→ **STATED TASK**:
Which lines in the records below contain the word "クレアチニン"? Copy each one out.

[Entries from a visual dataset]
================

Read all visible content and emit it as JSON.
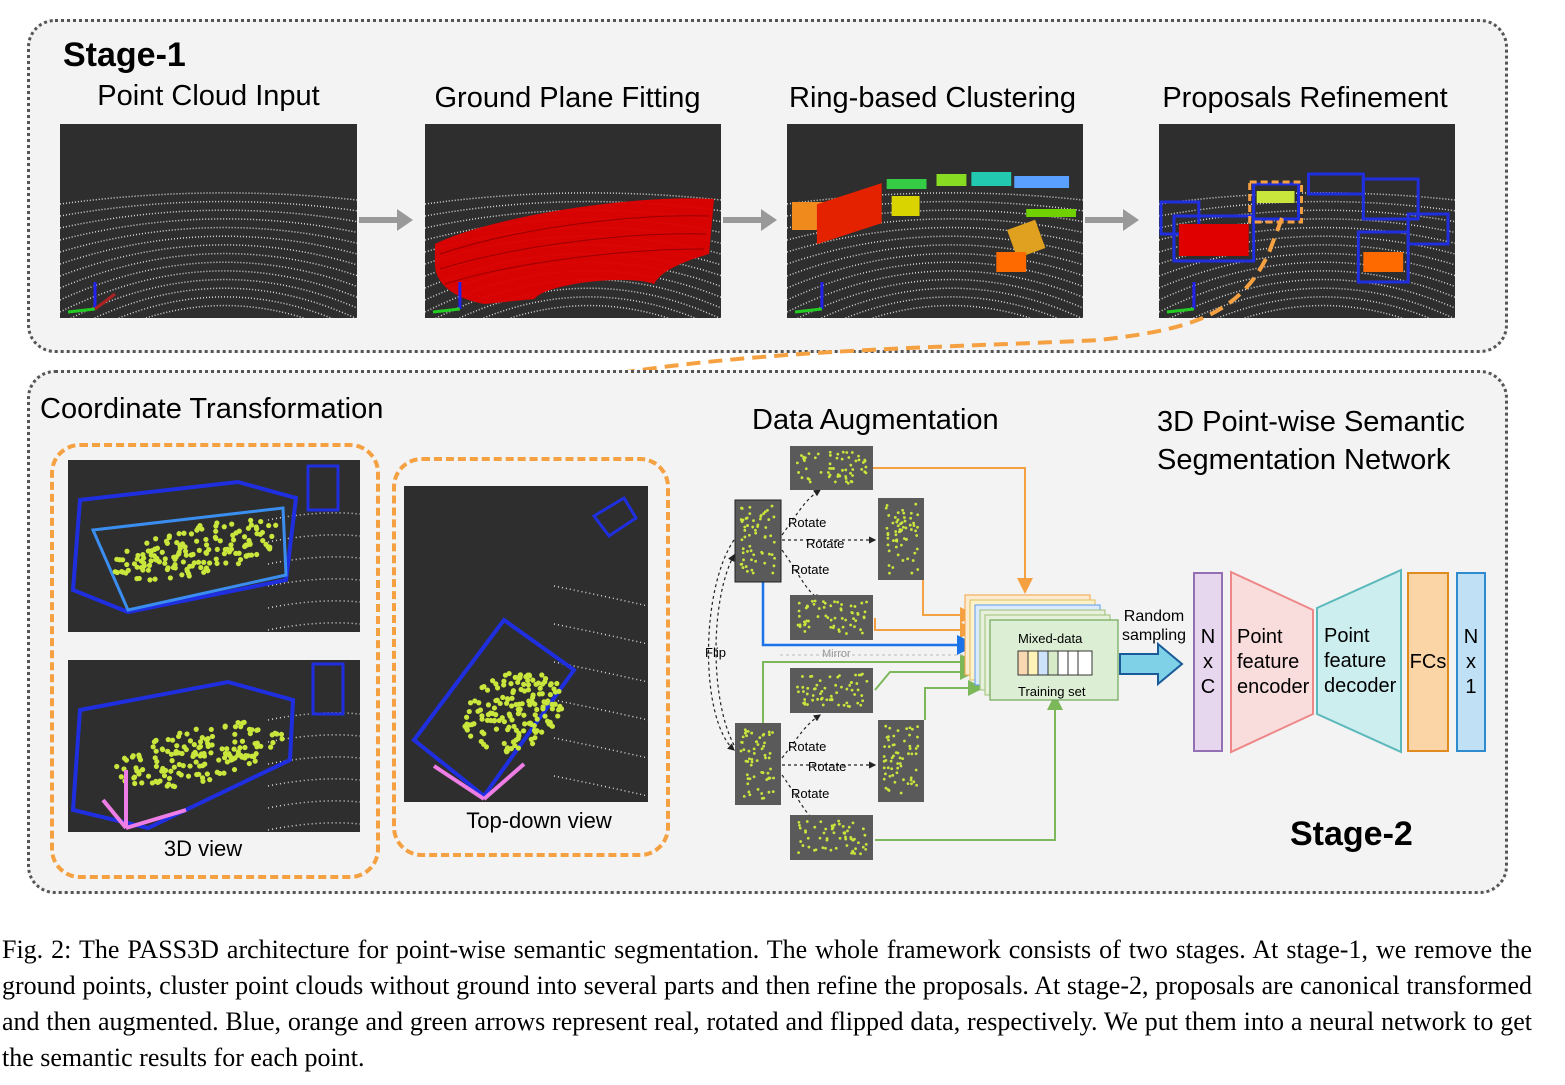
{
  "stage1": {
    "title": "Stage-1",
    "steps": [
      {
        "title": "Point Cloud Input"
      },
      {
        "title": "Ground Plane Fitting"
      },
      {
        "title": "Ring-based Clustering"
      },
      {
        "title": "Proposals Refinement"
      }
    ]
  },
  "stage2": {
    "title": "Stage-2",
    "coord_transform": {
      "title": "Coordinate Transformation",
      "view_3d_label": "3D view",
      "view_top_label": "Top-down view"
    },
    "augmentation": {
      "title": "Data Augmentation",
      "rotate": "Rotate",
      "flip": "Flip",
      "mirror": "Mirror",
      "training_set_top": "Mixed-data",
      "training_set_bottom": "Training set",
      "random_sampling": "Random\nsampling"
    },
    "network": {
      "title_line1": "3D Point-wise Semantic",
      "title_line2": "Segmentation Network",
      "blocks": [
        {
          "text": "N\nx\nC"
        },
        {
          "text": "Point\nfeature\nencoder"
        },
        {
          "text": "Point\nfeature\ndecoder"
        },
        {
          "text": "FCs"
        },
        {
          "text": "N\nx\n1"
        }
      ]
    }
  },
  "caption": "Fig. 2: The PASS3D architecture for point-wise semantic segmentation. The whole framework consists of two stages. At stage-1, we remove the ground points, cluster point clouds without ground into several parts and then refine the proposals. At stage-2, proposals are canonical transformed and then augmented. Blue, orange and green arrows represent real, rotated and flipped data, respectively. We put them into a neural network to get the semantic results for each point.",
  "colors": {
    "real": "#1a73e8",
    "rotated": "#f5a142",
    "flipped": "#7cb85a",
    "ground": "#e00000",
    "box_blue": "#1f2fe0",
    "points_yellow": "#c8e63c",
    "highlight_pink": "#ee7de6"
  }
}
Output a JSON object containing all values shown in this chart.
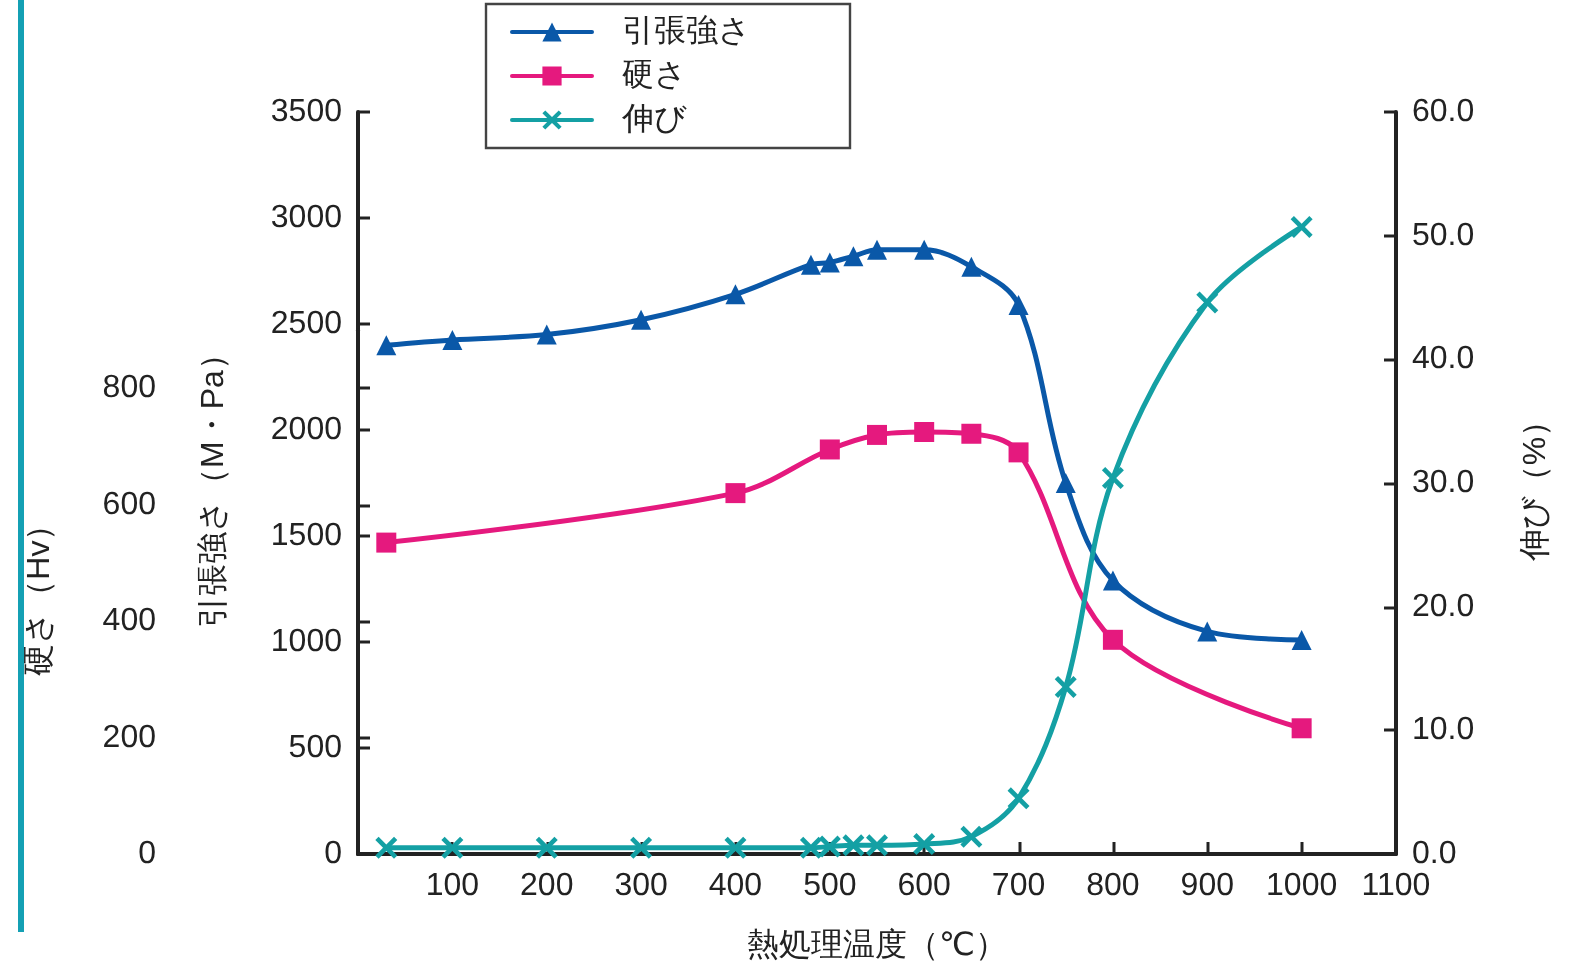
{
  "chart_data": {
    "type": "line",
    "xlabel": "熱処理温度（℃）",
    "ylabel": "引張強さ（M・Pa）",
    "y2label": "伸び（%）",
    "y3label": "硬さ（Hv）",
    "xlim": [
      0,
      1100
    ],
    "xticks": [
      100,
      200,
      300,
      400,
      500,
      600,
      700,
      800,
      900,
      1000,
      1100
    ],
    "ylim": [
      0,
      3500
    ],
    "yticks": [
      0,
      500,
      1000,
      1500,
      2000,
      2500,
      3000,
      3500
    ],
    "y2lim": [
      0,
      60
    ],
    "y2ticks": [
      {
        "value": 0,
        "label": "0.0"
      },
      {
        "value": 10,
        "label": "10.0"
      },
      {
        "value": 20,
        "label": "20.0"
      },
      {
        "value": 30,
        "label": "30.0"
      },
      {
        "value": 40,
        "label": "40.0"
      },
      {
        "value": 50,
        "label": "50.0"
      },
      {
        "value": 60,
        "label": "60.0"
      }
    ],
    "y3lim": [
      0,
      900
    ],
    "y3ticks": [
      0,
      200,
      400,
      600,
      800
    ],
    "grid": false,
    "legend": "top",
    "line_style": "solid",
    "series": [
      {
        "name": "引張強さ",
        "color": "#0a58a8",
        "marker": "triangle",
        "x": [
          30,
          100,
          200,
          300,
          400,
          480,
          500,
          525,
          550,
          600,
          650,
          700,
          750,
          800,
          900,
          1000
        ],
        "values": [
          2400,
          2425,
          2450,
          2520,
          2640,
          2780,
          2790,
          2820,
          2850,
          2850,
          2770,
          2590,
          1750,
          1290,
          1050,
          1010
        ]
      },
      {
        "name": "硬さ",
        "color": "#e5197e",
        "marker": "square",
        "axis": "y3",
        "x": [
          30,
          400,
          500,
          550,
          600,
          650,
          700,
          800,
          1000
        ],
        "values": [
          535,
          620,
          695,
          720,
          725,
          722,
          690,
          368,
          216
        ]
      },
      {
        "name": "伸び",
        "color": "#14a0a4",
        "marker": "cross",
        "axis": "y2",
        "x": [
          30,
          100,
          200,
          300,
          400,
          480,
          500,
          525,
          550,
          600,
          650,
          700,
          750,
          800,
          900,
          1000
        ],
        "values": [
          0.5,
          0.5,
          0.5,
          0.5,
          0.5,
          0.5,
          0.6,
          0.7,
          0.7,
          0.8,
          1.4,
          4.5,
          13.5,
          30.4,
          44.6,
          50.7
        ]
      }
    ]
  }
}
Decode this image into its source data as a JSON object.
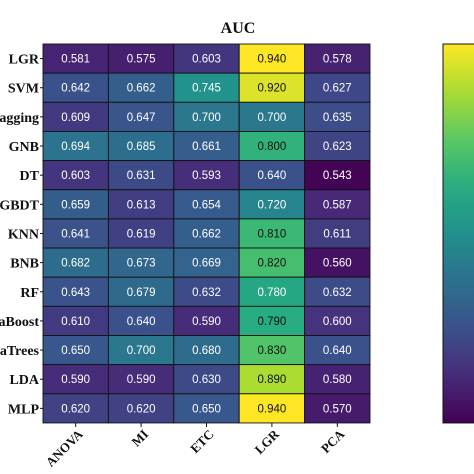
{
  "chart_data": {
    "type": "heatmap",
    "title": "AUC",
    "columns": [
      "ANOVA",
      "MI",
      "ETC",
      "LGR",
      "PCA"
    ],
    "rows": [
      "LGR",
      "SVM",
      "agging",
      "GNB",
      "DT",
      "GBDT",
      "KNN",
      "BNB",
      "RF",
      "aBoost",
      "aTrees",
      "LDA",
      "MLP"
    ],
    "values": [
      [
        0.581,
        0.575,
        0.603,
        0.94,
        0.578
      ],
      [
        0.642,
        0.662,
        0.745,
        0.92,
        0.627
      ],
      [
        0.609,
        0.647,
        0.7,
        0.7,
        0.635
      ],
      [
        0.694,
        0.685,
        0.661,
        0.8,
        0.623
      ],
      [
        0.603,
        0.631,
        0.593,
        0.64,
        0.543
      ],
      [
        0.659,
        0.613,
        0.654,
        0.72,
        0.587
      ],
      [
        0.641,
        0.619,
        0.662,
        0.81,
        0.611
      ],
      [
        0.682,
        0.673,
        0.669,
        0.82,
        0.56
      ],
      [
        0.643,
        0.679,
        0.632,
        0.78,
        0.632
      ],
      [
        0.61,
        0.64,
        0.59,
        0.79,
        0.6
      ],
      [
        0.65,
        0.7,
        0.68,
        0.83,
        0.64
      ],
      [
        0.59,
        0.59,
        0.63,
        0.89,
        0.58
      ],
      [
        0.62,
        0.62,
        0.65,
        0.94,
        0.57
      ]
    ],
    "labels": [
      [
        "0.581",
        "0.575",
        "0.603",
        "0.940",
        "0.578"
      ],
      [
        "0.642",
        "0.662",
        "0.745",
        "0.920",
        "0.627"
      ],
      [
        "0.609",
        "0.647",
        "0.700",
        "0.700",
        "0.635"
      ],
      [
        "0.694",
        "0.685",
        "0.661",
        "0.800",
        "0.623"
      ],
      [
        "0.603",
        "0.631",
        "0.593",
        "0.640",
        "0.543"
      ],
      [
        "0.659",
        "0.613",
        "0.654",
        "0.720",
        "0.587"
      ],
      [
        "0.641",
        "0.619",
        "0.662",
        "0.810",
        "0.611"
      ],
      [
        "0.682",
        "0.673",
        "0.669",
        "0.820",
        "0.560"
      ],
      [
        "0.643",
        "0.679",
        "0.632",
        "0.780",
        "0.632"
      ],
      [
        "0.610",
        "0.640",
        "0.590",
        "0.790",
        "0.600"
      ],
      [
        "0.650",
        "0.700",
        "0.680",
        "0.830",
        "0.640"
      ],
      [
        "0.590",
        "0.590",
        "0.630",
        "0.890",
        "0.580"
      ],
      [
        "0.620",
        "0.620",
        "0.650",
        "0.940",
        "0.570"
      ]
    ],
    "color_range": [
      0.54,
      0.94
    ],
    "colormap": "viridis",
    "colorbar": "right",
    "grid": false
  }
}
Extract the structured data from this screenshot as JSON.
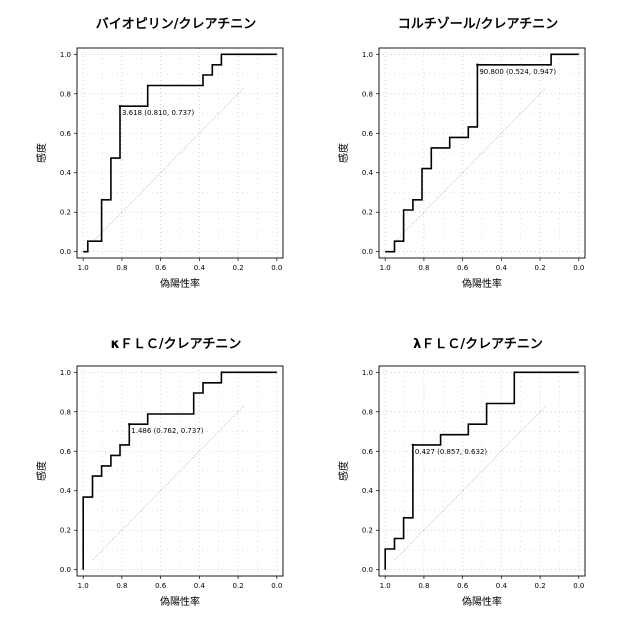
{
  "chart_data": [
    {
      "type": "line",
      "title": "バイオピリン/クレアチニン",
      "xlabel": "偽陽性率",
      "ylabel": "感度",
      "xlim": [
        1.0,
        0.0
      ],
      "ylim": [
        0.0,
        1.0
      ],
      "x_reversed": true,
      "x_ticks": [
        "1.0",
        "0.8",
        "0.6",
        "0.4",
        "0.2",
        "0.0"
      ],
      "y_ticks": [
        "0.0",
        "0.2",
        "0.4",
        "0.6",
        "0.8",
        "1.0"
      ],
      "grid": true,
      "series": [
        {
          "x": [
            1.0,
            0.976,
            0.976,
            0.905,
            0.905,
            0.857,
            0.857,
            0.81,
            0.81,
            0.667,
            0.667,
            0.381,
            0.381,
            0.333,
            0.333,
            0.286,
            0.286,
            0.0
          ],
          "y": [
            0.0,
            0.0,
            0.053,
            0.053,
            0.263,
            0.263,
            0.474,
            0.474,
            0.737,
            0.737,
            0.842,
            0.842,
            0.895,
            0.895,
            0.947,
            0.947,
            1.0,
            1.0
          ]
        }
      ],
      "reference_line": {
        "x": [
          0.95,
          0.17
        ],
        "y": [
          0.05,
          0.83
        ]
      },
      "annotation": {
        "text": "3.618 (0.810, 0.737)",
        "x": 0.81,
        "y": 0.737
      }
    },
    {
      "type": "line",
      "title": "コルチゾール/クレアチニン",
      "xlabel": "偽陽性率",
      "ylabel": "感度",
      "xlim": [
        1.0,
        0.0
      ],
      "ylim": [
        0.0,
        1.0
      ],
      "x_reversed": true,
      "x_ticks": [
        "1.0",
        "0.8",
        "0.6",
        "0.4",
        "0.2",
        "0.0"
      ],
      "y_ticks": [
        "0.0",
        "0.2",
        "0.4",
        "0.6",
        "0.8",
        "1.0"
      ],
      "grid": true,
      "series": [
        {
          "x": [
            1.0,
            0.952,
            0.952,
            0.905,
            0.905,
            0.857,
            0.857,
            0.81,
            0.81,
            0.762,
            0.762,
            0.667,
            0.667,
            0.571,
            0.571,
            0.524,
            0.524,
            0.143,
            0.143,
            0.0
          ],
          "y": [
            0.0,
            0.0,
            0.053,
            0.053,
            0.211,
            0.211,
            0.263,
            0.263,
            0.421,
            0.421,
            0.526,
            0.526,
            0.579,
            0.579,
            0.632,
            0.632,
            0.947,
            0.947,
            1.0,
            1.0
          ]
        }
      ],
      "reference_line": {
        "x": [
          0.95,
          0.17
        ],
        "y": [
          0.05,
          0.83
        ]
      },
      "annotation": {
        "text": "90.800 (0.524, 0.947)",
        "x": 0.524,
        "y": 0.947
      }
    },
    {
      "type": "line",
      "title": "κＦＬＣ/クレアチニン",
      "xlabel": "偽陽性率",
      "ylabel": "感度",
      "xlim": [
        1.0,
        0.0
      ],
      "ylim": [
        0.0,
        1.0
      ],
      "x_reversed": true,
      "x_ticks": [
        "1.0",
        "0.8",
        "0.6",
        "0.4",
        "0.2",
        "0.0"
      ],
      "y_ticks": [
        "0.0",
        "0.2",
        "0.4",
        "0.6",
        "0.8",
        "1.0"
      ],
      "grid": true,
      "series": [
        {
          "x": [
            1.0,
            1.0,
            0.952,
            0.952,
            0.905,
            0.905,
            0.857,
            0.857,
            0.81,
            0.81,
            0.762,
            0.762,
            0.667,
            0.667,
            0.429,
            0.429,
            0.381,
            0.381,
            0.286,
            0.286,
            0.0
          ],
          "y": [
            0.0,
            0.368,
            0.368,
            0.474,
            0.474,
            0.526,
            0.526,
            0.579,
            0.579,
            0.632,
            0.632,
            0.737,
            0.737,
            0.789,
            0.789,
            0.895,
            0.895,
            0.947,
            0.947,
            1.0,
            1.0
          ]
        }
      ],
      "reference_line": {
        "x": [
          0.95,
          0.17
        ],
        "y": [
          0.05,
          0.83
        ]
      },
      "annotation": {
        "text": "1.486 (0.762, 0.737)",
        "x": 0.762,
        "y": 0.737
      }
    },
    {
      "type": "line",
      "title": "λＦＬＣ/クレアチニン",
      "xlabel": "偽陽性率",
      "ylabel": "感度",
      "xlim": [
        1.0,
        0.0
      ],
      "ylim": [
        0.0,
        1.0
      ],
      "x_reversed": true,
      "x_ticks": [
        "1.0",
        "0.8",
        "0.6",
        "0.4",
        "0.2",
        "0.0"
      ],
      "y_ticks": [
        "0.0",
        "0.2",
        "0.4",
        "0.6",
        "0.8",
        "1.0"
      ],
      "grid": true,
      "series": [
        {
          "x": [
            1.0,
            1.0,
            0.952,
            0.952,
            0.905,
            0.905,
            0.857,
            0.857,
            0.714,
            0.714,
            0.571,
            0.571,
            0.476,
            0.476,
            0.333,
            0.333,
            0.0
          ],
          "y": [
            0.0,
            0.105,
            0.105,
            0.158,
            0.158,
            0.263,
            0.263,
            0.632,
            0.632,
            0.684,
            0.684,
            0.737,
            0.737,
            0.842,
            0.842,
            1.0,
            1.0
          ]
        }
      ],
      "reference_line": {
        "x": [
          0.95,
          0.17
        ],
        "y": [
          0.05,
          0.83
        ]
      },
      "annotation": {
        "text": "0.427 (0.857, 0.632)",
        "x": 0.857,
        "y": 0.632
      }
    }
  ]
}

================

→ **EXERCISE RESPONSE**:
      "title": "バイオピリン/クレアチニン",
      "title": "コルチゾール/クレアチニン",
      "title": "κＦＬＣ/クレアチニン",
      "title": "λＦＬＣ/クレアチニン",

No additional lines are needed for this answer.